** begin **

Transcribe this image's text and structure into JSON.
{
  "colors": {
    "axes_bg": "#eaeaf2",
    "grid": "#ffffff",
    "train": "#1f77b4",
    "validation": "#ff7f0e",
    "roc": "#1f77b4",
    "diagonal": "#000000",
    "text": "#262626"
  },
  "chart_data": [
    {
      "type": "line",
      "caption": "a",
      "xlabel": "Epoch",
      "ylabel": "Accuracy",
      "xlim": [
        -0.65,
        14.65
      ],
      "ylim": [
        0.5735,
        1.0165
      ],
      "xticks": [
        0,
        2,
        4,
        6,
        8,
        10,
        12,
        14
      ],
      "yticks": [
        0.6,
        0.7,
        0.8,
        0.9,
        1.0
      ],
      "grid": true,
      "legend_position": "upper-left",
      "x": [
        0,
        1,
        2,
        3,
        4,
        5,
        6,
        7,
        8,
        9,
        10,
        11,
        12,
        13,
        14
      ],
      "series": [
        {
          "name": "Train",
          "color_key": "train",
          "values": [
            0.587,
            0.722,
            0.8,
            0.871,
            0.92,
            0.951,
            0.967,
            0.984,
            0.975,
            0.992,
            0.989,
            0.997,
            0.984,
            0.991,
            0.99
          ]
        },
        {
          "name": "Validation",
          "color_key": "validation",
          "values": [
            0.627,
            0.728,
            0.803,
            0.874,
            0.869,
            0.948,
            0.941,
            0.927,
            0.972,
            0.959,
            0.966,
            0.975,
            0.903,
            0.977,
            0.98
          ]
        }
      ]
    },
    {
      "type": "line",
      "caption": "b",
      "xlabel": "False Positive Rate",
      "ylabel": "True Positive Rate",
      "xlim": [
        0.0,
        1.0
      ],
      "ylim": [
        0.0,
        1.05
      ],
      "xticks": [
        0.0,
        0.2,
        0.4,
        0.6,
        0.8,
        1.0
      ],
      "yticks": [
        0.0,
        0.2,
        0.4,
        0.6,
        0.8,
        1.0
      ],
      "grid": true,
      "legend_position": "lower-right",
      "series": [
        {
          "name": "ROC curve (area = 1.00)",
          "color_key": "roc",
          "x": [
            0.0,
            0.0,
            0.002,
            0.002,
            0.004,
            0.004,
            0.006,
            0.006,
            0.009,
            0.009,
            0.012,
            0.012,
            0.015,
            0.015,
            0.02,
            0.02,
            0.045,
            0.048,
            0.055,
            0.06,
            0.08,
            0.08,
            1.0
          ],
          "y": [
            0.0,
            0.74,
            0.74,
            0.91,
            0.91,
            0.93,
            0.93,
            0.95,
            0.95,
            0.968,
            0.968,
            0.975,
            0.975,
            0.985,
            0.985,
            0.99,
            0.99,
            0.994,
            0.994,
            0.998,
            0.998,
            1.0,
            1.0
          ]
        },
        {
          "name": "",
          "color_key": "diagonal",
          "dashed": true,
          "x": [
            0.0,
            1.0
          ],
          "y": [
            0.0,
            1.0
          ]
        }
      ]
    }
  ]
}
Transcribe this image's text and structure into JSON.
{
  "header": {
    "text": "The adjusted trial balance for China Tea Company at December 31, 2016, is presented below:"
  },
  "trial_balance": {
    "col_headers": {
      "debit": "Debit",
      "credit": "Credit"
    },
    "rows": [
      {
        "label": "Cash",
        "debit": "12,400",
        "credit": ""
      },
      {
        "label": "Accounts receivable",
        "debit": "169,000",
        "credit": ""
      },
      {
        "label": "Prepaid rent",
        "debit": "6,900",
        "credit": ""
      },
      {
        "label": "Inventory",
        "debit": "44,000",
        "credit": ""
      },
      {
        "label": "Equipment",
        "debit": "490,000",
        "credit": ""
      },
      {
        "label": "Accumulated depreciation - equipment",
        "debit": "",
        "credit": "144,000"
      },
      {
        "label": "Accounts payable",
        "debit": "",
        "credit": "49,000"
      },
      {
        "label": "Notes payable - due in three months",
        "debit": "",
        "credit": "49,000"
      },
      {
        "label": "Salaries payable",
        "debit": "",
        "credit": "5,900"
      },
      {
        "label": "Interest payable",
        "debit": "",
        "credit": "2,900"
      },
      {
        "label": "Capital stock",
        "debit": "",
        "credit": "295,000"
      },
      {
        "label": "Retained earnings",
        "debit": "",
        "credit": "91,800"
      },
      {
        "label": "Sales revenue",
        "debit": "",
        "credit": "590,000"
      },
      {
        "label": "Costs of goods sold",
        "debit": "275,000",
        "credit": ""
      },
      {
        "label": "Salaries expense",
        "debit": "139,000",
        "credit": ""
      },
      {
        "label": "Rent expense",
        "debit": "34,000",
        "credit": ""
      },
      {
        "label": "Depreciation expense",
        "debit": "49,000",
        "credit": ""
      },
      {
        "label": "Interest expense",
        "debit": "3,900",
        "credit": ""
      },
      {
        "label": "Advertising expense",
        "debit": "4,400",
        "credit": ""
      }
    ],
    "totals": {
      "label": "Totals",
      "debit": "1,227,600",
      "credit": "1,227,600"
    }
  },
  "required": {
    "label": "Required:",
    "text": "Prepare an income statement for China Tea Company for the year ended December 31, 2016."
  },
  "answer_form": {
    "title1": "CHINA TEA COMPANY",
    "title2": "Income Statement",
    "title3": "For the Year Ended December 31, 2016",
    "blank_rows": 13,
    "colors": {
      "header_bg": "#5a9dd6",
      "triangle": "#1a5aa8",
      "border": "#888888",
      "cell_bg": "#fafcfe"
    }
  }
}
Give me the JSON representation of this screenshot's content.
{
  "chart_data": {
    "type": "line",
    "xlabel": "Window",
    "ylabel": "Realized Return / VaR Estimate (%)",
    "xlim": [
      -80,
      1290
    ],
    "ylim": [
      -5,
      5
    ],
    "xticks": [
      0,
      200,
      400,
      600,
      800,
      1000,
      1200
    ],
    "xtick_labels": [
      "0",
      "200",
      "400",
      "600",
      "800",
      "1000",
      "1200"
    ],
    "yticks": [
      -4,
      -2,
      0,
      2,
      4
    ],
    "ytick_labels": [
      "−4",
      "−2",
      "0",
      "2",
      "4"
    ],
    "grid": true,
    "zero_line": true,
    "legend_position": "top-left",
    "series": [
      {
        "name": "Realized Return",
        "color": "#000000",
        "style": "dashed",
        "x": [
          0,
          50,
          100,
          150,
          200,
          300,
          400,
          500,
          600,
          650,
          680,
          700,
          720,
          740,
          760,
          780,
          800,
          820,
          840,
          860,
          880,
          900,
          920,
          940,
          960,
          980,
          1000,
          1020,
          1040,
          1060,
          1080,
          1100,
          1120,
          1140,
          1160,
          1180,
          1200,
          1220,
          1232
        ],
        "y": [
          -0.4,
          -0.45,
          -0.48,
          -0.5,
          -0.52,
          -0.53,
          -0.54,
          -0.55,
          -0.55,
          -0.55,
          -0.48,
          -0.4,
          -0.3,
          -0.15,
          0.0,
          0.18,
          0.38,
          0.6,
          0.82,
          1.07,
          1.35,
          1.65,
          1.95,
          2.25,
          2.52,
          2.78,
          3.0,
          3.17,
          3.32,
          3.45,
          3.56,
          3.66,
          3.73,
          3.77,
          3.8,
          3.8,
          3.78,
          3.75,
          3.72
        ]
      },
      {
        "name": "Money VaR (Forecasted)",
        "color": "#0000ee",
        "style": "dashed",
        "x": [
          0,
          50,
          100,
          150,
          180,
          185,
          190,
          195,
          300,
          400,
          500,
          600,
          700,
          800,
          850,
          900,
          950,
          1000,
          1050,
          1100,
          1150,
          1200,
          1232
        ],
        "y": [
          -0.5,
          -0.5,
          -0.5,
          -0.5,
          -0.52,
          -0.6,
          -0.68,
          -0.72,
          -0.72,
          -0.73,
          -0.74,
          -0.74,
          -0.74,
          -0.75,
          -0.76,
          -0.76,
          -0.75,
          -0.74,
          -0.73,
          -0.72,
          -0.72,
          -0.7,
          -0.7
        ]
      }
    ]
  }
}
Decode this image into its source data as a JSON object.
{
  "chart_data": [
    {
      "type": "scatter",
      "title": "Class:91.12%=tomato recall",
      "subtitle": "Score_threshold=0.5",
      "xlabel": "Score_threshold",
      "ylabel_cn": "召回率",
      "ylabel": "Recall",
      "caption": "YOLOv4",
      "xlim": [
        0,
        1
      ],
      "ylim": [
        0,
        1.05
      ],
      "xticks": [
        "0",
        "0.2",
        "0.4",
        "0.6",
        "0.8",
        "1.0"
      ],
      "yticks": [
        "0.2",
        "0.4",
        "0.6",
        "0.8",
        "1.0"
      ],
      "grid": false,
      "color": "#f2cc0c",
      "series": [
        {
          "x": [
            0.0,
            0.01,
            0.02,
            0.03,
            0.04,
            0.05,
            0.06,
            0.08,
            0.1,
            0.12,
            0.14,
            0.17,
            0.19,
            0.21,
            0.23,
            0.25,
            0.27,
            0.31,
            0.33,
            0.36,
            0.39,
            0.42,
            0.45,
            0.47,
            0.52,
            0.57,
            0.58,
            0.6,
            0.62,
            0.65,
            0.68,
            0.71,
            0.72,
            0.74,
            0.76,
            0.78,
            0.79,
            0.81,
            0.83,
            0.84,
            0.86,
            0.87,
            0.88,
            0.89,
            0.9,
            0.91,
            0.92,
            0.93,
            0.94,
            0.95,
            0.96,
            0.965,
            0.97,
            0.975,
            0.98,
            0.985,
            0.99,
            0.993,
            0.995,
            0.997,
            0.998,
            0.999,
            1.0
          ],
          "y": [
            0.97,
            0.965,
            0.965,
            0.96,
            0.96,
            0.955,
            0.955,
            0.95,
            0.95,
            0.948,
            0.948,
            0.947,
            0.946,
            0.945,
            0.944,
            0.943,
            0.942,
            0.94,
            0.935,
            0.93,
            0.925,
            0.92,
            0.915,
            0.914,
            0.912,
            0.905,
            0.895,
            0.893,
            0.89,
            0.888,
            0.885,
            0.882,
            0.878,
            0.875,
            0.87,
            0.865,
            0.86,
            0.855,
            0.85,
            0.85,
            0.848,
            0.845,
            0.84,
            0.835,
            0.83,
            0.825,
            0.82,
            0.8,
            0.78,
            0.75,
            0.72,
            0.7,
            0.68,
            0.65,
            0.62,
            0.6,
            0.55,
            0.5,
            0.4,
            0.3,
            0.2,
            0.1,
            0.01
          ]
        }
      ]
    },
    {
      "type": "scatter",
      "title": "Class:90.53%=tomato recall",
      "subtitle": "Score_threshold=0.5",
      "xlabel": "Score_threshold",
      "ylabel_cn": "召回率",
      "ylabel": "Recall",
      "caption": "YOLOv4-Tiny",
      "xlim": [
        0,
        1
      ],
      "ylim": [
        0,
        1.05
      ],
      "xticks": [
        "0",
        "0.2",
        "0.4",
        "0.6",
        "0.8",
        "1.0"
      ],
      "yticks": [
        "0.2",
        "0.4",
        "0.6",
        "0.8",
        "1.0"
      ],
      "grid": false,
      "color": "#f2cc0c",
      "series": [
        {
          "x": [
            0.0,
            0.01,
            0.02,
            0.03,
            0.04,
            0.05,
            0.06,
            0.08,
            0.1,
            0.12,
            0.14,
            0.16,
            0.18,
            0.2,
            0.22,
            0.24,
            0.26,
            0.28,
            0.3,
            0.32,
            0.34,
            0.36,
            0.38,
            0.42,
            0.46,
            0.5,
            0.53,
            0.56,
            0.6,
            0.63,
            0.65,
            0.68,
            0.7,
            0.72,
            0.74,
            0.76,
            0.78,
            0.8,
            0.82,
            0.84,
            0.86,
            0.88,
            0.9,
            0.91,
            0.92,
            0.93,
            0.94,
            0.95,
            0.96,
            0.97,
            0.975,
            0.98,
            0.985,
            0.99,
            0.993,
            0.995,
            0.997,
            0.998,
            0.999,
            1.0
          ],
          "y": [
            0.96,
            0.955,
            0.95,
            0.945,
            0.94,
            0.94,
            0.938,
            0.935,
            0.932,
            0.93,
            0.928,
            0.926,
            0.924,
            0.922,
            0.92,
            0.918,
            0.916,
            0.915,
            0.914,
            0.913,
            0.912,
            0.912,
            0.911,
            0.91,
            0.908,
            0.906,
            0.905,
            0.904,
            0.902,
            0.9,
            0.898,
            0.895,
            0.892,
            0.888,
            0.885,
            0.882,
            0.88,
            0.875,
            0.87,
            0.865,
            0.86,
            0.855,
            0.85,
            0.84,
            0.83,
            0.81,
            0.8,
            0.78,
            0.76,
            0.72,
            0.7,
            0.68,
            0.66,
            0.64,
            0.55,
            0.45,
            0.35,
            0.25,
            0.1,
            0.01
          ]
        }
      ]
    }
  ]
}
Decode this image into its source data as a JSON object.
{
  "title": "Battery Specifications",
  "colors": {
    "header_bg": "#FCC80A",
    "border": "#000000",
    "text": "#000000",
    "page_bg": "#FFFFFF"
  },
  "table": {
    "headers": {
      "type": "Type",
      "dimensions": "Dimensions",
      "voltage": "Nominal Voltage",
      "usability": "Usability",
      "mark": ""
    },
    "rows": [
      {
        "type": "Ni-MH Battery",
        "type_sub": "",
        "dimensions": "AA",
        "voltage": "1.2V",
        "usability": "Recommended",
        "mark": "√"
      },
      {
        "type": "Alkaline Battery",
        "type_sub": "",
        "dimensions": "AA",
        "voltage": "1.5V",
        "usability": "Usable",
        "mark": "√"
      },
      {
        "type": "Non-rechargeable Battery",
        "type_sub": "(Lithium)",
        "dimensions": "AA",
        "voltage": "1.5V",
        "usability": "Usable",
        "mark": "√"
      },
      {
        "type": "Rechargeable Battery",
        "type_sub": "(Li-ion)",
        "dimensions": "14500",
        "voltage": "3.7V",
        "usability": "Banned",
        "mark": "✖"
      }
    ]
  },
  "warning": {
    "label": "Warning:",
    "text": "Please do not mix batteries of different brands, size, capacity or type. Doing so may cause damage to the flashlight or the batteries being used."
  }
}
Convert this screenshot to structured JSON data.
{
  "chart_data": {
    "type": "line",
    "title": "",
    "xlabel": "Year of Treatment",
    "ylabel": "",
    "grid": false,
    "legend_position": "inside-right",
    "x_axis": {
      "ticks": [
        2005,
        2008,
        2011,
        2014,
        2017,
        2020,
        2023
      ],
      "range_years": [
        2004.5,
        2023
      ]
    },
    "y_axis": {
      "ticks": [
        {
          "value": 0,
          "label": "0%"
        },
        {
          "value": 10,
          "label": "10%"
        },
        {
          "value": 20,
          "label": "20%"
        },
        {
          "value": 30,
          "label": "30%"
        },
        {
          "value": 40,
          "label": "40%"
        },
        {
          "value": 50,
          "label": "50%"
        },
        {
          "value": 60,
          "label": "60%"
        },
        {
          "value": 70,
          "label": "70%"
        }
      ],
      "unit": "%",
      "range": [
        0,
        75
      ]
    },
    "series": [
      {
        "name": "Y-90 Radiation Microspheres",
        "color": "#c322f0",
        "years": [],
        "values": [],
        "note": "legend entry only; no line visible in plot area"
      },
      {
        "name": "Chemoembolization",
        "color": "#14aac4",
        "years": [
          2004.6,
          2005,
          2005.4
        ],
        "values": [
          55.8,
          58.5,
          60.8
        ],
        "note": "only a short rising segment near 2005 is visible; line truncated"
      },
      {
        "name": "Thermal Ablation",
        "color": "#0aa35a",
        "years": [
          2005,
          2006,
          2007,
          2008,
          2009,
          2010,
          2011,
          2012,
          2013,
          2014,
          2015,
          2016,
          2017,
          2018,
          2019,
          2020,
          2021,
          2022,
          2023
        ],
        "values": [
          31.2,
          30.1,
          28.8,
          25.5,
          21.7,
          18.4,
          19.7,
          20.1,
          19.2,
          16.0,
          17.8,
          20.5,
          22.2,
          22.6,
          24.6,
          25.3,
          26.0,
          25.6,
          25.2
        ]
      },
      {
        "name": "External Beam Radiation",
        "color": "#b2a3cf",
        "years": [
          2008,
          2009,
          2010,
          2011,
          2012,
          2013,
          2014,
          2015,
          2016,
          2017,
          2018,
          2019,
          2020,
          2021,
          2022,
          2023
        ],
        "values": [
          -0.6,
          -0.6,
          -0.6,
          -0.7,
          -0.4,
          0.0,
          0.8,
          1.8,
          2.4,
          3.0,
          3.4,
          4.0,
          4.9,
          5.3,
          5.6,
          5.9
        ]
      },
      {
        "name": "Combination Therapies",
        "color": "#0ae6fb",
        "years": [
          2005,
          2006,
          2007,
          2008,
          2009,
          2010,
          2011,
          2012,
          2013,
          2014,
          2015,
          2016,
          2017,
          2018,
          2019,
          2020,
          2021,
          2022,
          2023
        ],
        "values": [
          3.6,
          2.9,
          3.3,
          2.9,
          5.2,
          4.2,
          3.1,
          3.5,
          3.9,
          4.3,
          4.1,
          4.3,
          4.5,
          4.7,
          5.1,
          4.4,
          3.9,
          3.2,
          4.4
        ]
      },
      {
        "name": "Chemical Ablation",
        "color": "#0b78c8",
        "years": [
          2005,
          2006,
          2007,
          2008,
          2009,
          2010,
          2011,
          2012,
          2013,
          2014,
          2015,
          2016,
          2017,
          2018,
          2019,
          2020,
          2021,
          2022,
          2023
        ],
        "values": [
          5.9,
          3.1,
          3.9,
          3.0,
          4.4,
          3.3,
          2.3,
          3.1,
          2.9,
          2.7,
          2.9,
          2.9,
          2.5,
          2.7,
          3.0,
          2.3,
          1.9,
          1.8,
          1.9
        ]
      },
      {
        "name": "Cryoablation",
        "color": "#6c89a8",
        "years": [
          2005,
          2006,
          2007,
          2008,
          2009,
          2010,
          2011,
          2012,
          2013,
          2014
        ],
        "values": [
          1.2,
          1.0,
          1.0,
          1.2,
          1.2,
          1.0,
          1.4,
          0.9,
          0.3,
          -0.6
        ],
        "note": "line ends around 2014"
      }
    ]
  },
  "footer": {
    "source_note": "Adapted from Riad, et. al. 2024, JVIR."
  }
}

** end **

Write out every line of the entries that holds the word "visible".

### Solution below:
        "note": "legend entry only; no line visible in plot area"
        "note": "only a short rising segment near 2005 is visible; line truncated"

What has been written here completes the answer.